• Required work
Could you transcribe the material below exactly, without leaving out a single line?

Dataset records:

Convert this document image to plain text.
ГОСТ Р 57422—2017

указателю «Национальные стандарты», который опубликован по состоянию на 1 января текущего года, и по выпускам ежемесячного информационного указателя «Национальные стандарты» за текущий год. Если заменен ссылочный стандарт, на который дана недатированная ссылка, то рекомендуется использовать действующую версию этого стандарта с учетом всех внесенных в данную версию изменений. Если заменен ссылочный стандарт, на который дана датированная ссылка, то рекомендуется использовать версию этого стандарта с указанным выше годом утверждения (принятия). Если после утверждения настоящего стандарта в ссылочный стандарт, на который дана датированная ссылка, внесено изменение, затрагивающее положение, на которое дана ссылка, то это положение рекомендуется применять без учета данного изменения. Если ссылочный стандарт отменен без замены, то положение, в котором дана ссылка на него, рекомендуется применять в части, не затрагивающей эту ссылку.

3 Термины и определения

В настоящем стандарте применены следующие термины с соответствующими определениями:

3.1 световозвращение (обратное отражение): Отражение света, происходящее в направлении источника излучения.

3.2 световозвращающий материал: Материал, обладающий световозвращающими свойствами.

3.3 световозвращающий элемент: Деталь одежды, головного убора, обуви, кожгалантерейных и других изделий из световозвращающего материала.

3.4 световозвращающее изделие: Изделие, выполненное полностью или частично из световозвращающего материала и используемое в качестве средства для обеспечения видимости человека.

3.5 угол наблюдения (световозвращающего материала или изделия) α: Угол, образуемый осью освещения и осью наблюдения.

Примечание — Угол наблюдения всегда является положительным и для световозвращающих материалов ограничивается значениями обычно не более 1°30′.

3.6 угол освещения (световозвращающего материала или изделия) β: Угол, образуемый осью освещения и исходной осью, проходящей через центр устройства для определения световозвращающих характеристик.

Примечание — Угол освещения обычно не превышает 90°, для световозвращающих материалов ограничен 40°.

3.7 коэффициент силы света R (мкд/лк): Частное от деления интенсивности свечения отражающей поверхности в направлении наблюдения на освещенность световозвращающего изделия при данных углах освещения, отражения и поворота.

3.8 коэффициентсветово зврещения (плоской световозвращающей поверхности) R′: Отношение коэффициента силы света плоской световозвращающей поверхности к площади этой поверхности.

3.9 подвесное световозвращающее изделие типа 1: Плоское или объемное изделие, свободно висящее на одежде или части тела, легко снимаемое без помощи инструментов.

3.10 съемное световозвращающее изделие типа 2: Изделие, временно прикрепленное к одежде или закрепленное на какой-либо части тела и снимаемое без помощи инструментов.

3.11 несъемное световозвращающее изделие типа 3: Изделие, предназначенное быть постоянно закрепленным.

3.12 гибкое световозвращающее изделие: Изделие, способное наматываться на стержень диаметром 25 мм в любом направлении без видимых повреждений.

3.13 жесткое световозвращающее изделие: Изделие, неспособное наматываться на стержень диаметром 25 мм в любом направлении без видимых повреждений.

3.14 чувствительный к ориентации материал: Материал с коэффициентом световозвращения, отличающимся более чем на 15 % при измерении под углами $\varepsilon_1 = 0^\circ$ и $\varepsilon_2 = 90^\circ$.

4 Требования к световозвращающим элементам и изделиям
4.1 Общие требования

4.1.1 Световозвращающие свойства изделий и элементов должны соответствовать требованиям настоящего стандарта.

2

• The reply
Convert this document image to plain text.
ГОСТ Р 57422—2017

указателю «Национальные стандарты», который опубликован по состоянию на 1 января текущего года, и по выпускам ежемесячного информационного указателя «Национальные стандарты» за текущий год. Если заменен ссылочный стандарт, на который дана недатированная ссылка, то рекомендуется использовать действующую версию этого стандарта с учетом всех внесенных в данную версию изменений. Если заменен ссылочный стандарт, на который дана датированная ссылка, то рекомендуется использовать версию этого стандарта с указанным выше годом утверждения (принятия). Если после утверждения настоящего стандарта в ссылочный стандарт, на который дана датированная ссылка, внесено изменение, затрагивающее положение, на которое дана ссылка, то это положение рекомендуется применять без учета данного изменения. Если ссылочный стандарт отменен без замены, то положение, в котором дана ссылка на него, рекомендуется применять в части, не затрагивающей эту ссылку.

3 Термины и определения

В настоящем стандарте применены следующие термины с соответствующими определениями:

3.1 световозвращение (обратное отражение): Отражение света, происходящее в направлении источника излучения.

3.2 световозвращающий материал: Материал, обладающий световозвращающими свойствами.

3.3 световозвращающий элемент: Деталь одежды, головного убора, обуви, кожгалантерейных и других изделий из световозвращающего материала.

3.4 световозвращающее изделие: Изделие, выполненное полностью или частично из световозвращающего материала и используемое в качестве средства для обеспечения видимости человека.

3.5 угол наблюдения (световозвращающего материала или изделия) α: Угол, образуемый осью освещения и осью наблюдения.

Примечание — Угол наблюдения всегда является положительным и для световозвращающих материалов ограничивается значениями обычно не более 1°30′.

3.6 угол освещения (световозвращающего материала или изделия) β: Угол, образуемый осью освещения и исходной осью, проходящей через центр устройства для определения световозвращающих характеристик.

Примечание — Угол освещения обычно не превышает 90°, для световозвращающих материалов ограничен 40°.

3.7 коэффициент силы света R (мкд/лк): Частное от деления интенсивности свечения отражающей поверхности в направлении наблюдения на освещенность световозвращающего изделия при данных углах освещения, отражения и поворота.

3.8 коэффициентсветово зврещения (плоской световозвращающей поверхности) R′: Отношение коэффициента силы света плоской световозвращающей поверхности к площади этой поверхности.

3.9 подвесное световозвращающее изделие типа 1: Плоское или объемное изделие, свободно висящее на одежде или части тела, легко снимаемое без помощи инструментов.

3.10 съемное световозвращающее изделие типа 2: Изделие, временно прикрепленное к одежде или закрепленное на какой-либо части тела и снимаемое без помощи инструментов.

3.11 несъемное световозвращающее изделие типа 3: Изделие, предназначенное быть постоянно закрепленным.

3.12 гибкое световозвращающее изделие: Изделие, способное наматываться на стержень диаметром 25 мм в любом направлении без видимых повреждений.

3.13 жесткое световозвращающее изделие: Изделие, неспособное наматываться на стержень диаметром 25 мм в любом направлении без видимых повреждений.

3.14 чувствительный к ориентации материал: Материал с коэффициентом световозвращения, отличающимся более чем на 15 % при измерении под углами $\varepsilon_1 = 0^\circ$ и $\varepsilon_2 = 90^\circ$.

4 Требования к световозвращающим элементам и изделиям
4.1 Общие требования

4.1.1 Световозвращающие свойства изделий и элементов должны соответствовать требованиям настоящего стандарта.

2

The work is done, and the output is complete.